### Goal
Output the entries verbatim, including every line.

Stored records
○ ○ ○ ○ ○ ○ ○

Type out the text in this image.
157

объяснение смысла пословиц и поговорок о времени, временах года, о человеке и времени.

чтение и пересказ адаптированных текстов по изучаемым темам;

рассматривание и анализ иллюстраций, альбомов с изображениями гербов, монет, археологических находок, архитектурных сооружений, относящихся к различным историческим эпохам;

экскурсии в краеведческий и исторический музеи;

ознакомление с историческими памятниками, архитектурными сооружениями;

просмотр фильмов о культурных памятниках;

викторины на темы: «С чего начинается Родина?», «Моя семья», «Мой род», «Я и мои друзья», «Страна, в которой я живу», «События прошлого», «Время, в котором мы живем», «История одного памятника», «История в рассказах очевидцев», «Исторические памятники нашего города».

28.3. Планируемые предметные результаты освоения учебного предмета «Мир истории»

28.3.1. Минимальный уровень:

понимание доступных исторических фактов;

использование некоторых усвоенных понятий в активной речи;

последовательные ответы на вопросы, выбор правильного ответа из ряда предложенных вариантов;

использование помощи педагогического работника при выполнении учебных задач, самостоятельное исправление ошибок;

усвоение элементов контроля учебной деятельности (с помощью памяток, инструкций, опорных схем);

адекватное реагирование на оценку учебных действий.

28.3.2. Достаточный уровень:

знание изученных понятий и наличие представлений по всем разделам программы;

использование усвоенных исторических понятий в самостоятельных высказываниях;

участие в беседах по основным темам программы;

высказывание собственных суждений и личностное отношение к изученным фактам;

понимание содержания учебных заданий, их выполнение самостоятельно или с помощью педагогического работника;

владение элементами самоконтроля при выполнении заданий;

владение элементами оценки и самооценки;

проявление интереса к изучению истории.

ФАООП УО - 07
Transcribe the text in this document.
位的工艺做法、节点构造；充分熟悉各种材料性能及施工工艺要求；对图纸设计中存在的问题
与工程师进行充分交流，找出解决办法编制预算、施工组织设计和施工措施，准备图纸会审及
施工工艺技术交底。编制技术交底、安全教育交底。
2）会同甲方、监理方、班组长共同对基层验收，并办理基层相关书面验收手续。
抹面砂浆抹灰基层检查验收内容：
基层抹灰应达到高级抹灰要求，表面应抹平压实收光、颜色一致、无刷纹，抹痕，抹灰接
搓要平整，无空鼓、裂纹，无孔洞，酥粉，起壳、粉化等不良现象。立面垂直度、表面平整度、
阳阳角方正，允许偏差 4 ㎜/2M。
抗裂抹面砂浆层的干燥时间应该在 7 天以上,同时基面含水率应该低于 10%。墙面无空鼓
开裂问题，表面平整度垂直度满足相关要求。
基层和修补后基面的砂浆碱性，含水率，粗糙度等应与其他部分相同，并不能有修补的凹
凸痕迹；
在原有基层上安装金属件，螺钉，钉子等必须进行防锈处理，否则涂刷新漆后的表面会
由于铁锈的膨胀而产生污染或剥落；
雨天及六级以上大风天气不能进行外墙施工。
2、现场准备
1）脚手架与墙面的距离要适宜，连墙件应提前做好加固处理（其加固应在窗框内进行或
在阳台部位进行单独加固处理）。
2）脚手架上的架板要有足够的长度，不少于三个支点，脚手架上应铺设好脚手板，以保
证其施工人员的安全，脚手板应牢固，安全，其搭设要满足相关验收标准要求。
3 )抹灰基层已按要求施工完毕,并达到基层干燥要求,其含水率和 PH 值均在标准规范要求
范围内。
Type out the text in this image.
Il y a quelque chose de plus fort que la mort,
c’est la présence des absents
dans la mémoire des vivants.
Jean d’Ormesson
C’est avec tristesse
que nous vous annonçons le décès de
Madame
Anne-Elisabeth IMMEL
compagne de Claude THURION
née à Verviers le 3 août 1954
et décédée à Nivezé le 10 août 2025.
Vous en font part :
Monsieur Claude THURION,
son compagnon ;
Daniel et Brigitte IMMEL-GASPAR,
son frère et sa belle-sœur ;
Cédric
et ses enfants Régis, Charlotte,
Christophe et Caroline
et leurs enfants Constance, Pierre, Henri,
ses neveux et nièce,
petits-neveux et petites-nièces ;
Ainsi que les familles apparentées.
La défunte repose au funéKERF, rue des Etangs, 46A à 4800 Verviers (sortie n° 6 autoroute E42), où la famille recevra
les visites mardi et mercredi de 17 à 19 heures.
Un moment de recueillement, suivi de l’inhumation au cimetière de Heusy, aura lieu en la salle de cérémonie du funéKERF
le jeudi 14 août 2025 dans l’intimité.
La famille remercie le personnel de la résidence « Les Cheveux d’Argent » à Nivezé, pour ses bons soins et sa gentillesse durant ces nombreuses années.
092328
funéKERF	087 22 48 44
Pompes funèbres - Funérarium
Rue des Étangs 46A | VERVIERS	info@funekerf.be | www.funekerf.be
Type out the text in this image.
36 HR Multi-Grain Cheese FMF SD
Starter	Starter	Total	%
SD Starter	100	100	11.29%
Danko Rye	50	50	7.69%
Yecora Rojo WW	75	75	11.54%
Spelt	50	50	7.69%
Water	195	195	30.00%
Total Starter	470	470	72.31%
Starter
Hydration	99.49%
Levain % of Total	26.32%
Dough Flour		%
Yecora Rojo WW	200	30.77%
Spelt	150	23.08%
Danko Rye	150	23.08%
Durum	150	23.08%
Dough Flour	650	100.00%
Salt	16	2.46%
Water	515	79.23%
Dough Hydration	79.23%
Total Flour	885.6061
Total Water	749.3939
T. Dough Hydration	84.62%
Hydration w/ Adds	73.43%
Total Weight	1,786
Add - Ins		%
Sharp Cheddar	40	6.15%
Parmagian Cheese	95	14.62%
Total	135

○ ○ ○ ○ ○ ○ ○

### Solution to this exercise
Type out the text in this image.
157

объяснение смысла пословиц и поговорок о времени, временах года, о человеке и времени.

чтение и пересказ адаптированных текстов по изучаемым темам;

рассматривание и анализ иллюстраций, альбомов с изображениями гербов, монет, археологических находок, архитектурных сооружений, относящихся к различным историческим эпохам;

экскурсии в краеведческий и исторический музеи;

ознакомление с историческими памятниками, архитектурными сооружениями;

просмотр фильмов о культурных памятниках;

викторины на темы: «С чего начинается Родина?», «Моя семья», «Мой род», «Я и мои друзья», «Страна, в которой я живу», «События прошлого», «Время, в котором мы живем», «История одного памятника», «История в рассказах очевидцев», «Исторические памятники нашего города».

28.3. Планируемые предметные результаты освоения учебного предмета «Мир истории»

28.3.1. Минимальный уровень:

понимание доступных исторических фактов;

использование некоторых усвоенных понятий в активной речи;

последовательные ответы на вопросы, выбор правильного ответа из ряда предложенных вариантов;

использование помощи педагогического работника при выполнении учебных задач, самостоятельное исправление ошибок;

усвоение элементов контроля учебной деятельности (с помощью памяток, инструкций, опорных схем);

адекватное реагирование на оценку учебных действий.

28.3.2. Достаточный уровень:

знание изученных понятий и наличие представлений по всем разделам программы;

использование усвоенных исторических понятий в самостоятельных высказываниях;

участие в беседах по основным темам программы;

высказывание собственных суждений и личностное отношение к изученным фактам;

понимание содержания учебных заданий, их выполнение самостоятельно или с помощью педагогического работника;

владение элементами самоконтроля при выполнении заданий;

владение элементами оценки и самооценки;

проявление интереса к изучению истории.

ФАООП УО - 07
Transcribe the text in this document.
位的工艺做法、节点构造；充分熟悉各种材料性能及施工工艺要求；对图纸设计中存在的问题
与工程师进行充分交流，找出解决办法编制预算、施工组织设计和施工措施，准备图纸会审及
施工工艺技术交底。编制技术交底、安全教育交底。
2）会同甲方、监理方、班组长共同对基层验收，并办理基层相关书面验收手续。
抹面砂浆抹灰基层检查验收内容：
基层抹灰应达到高级抹灰要求，表面应抹平压实收光、颜色一致、无刷纹，抹痕，抹灰接
搓要平整，无空鼓、裂纹，无孔洞，酥粉，起壳、粉化等不良现象。立面垂直度、表面平整度、
阳阳角方正，允许偏差 4 ㎜/2M。
抗裂抹面砂浆层的干燥时间应该在 7 天以上,同时基面含水率应该低于 10%。墙面无空鼓
开裂问题，表面平整度垂直度满足相关要求。
基层和修补后基面的砂浆碱性，含水率，粗糙度等应与其他部分相同，并不能有修补的凹
凸痕迹；
在原有基层上安装金属件，螺钉，钉子等必须进行防锈处理，否则涂刷新漆后的表面会
由于铁锈的膨胀而产生污染或剥落；
雨天及六级以上大风天气不能进行外墙施工。
2、现场准备
1）脚手架与墙面的距离要适宜，连墙件应提前做好加固处理（其加固应在窗框内进行或
在阳台部位进行单独加固处理）。
2）脚手架上的架板要有足够的长度，不少于三个支点，脚手架上应铺设好脚手板，以保
证其施工人员的安全，脚手板应牢固，安全，其搭设要满足相关验收标准要求。
3 )抹灰基层已按要求施工完毕,并达到基层干燥要求,其含水率和 PH 值均在标准规范要求
范围内。
Type out the text in this image.
Il y a quelque chose de plus fort que la mort,
c’est la présence des absents
dans la mémoire des vivants.
Jean d’Ormesson
C’est avec tristesse
que nous vous annonçons le décès de
Madame
Anne-Elisabeth IMMEL
compagne de Claude THURION
née à Verviers le 3 août 1954
et décédée à Nivezé le 10 août 2025.
Vous en font part :
Monsieur Claude THURION,
son compagnon ;
Daniel et Brigitte IMMEL-GASPAR,
son frère et sa belle-sœur ;
Cédric
et ses enfants Régis, Charlotte,
Christophe et Caroline
et leurs enfants Constance, Pierre, Henri,
ses neveux et nièce,
petits-neveux et petites-nièces ;
Ainsi que les familles apparentées.
La défunte repose au funéKERF, rue des Etangs, 46A à 4800 Verviers (sortie n° 6 autoroute E42), où la famille recevra
les visites mardi et mercredi de 17 à 19 heures.
Un moment de recueillement, suivi de l’inhumation au cimetière de Heusy, aura lieu en la salle de cérémonie du funéKERF
le jeudi 14 août 2025 dans l’intimité.
La famille remercie le personnel de la résidence « Les Cheveux d’Argent » à Nivezé, pour ses bons soins et sa gentillesse durant ces nombreuses années.
092328
funéKERF	087 22 48 44
Pompes funèbres - Funérarium
Rue des Étangs 46A | VERVIERS	info@funekerf.be | www.funekerf.be
Type out the text in this image.
36 HR Multi-Grain Cheese FMF SD
Starter	Starter	Total	%
SD Starter	100	100	11.29%
Danko Rye	50	50	7.69%
Yecora Rojo WW	75	75	11.54%
Spelt	50	50	7.69%
Water	195	195	30.00%
Total Starter	470	470	72.31%
Starter
Hydration	99.49%
Levain % of Total	26.32%
Dough Flour		%
Yecora Rojo WW	200	30.77%
Spelt	150	23.08%
Danko Rye	150	23.08%
Durum	150	23.08%
Dough Flour	650	100.00%
Salt	16	2.46%
Water	515	79.23%
Dough Hydration	79.23%
Total Flour	885.6061
Total Water	749.3939
T. Dough Hydration	84.62%
Hydration w/ Adds	73.43%
Total Weight	1,786
Add - Ins		%
Sharp Cheddar	40	6.15%
Parmagian Cheese	95	14.62%
Total	135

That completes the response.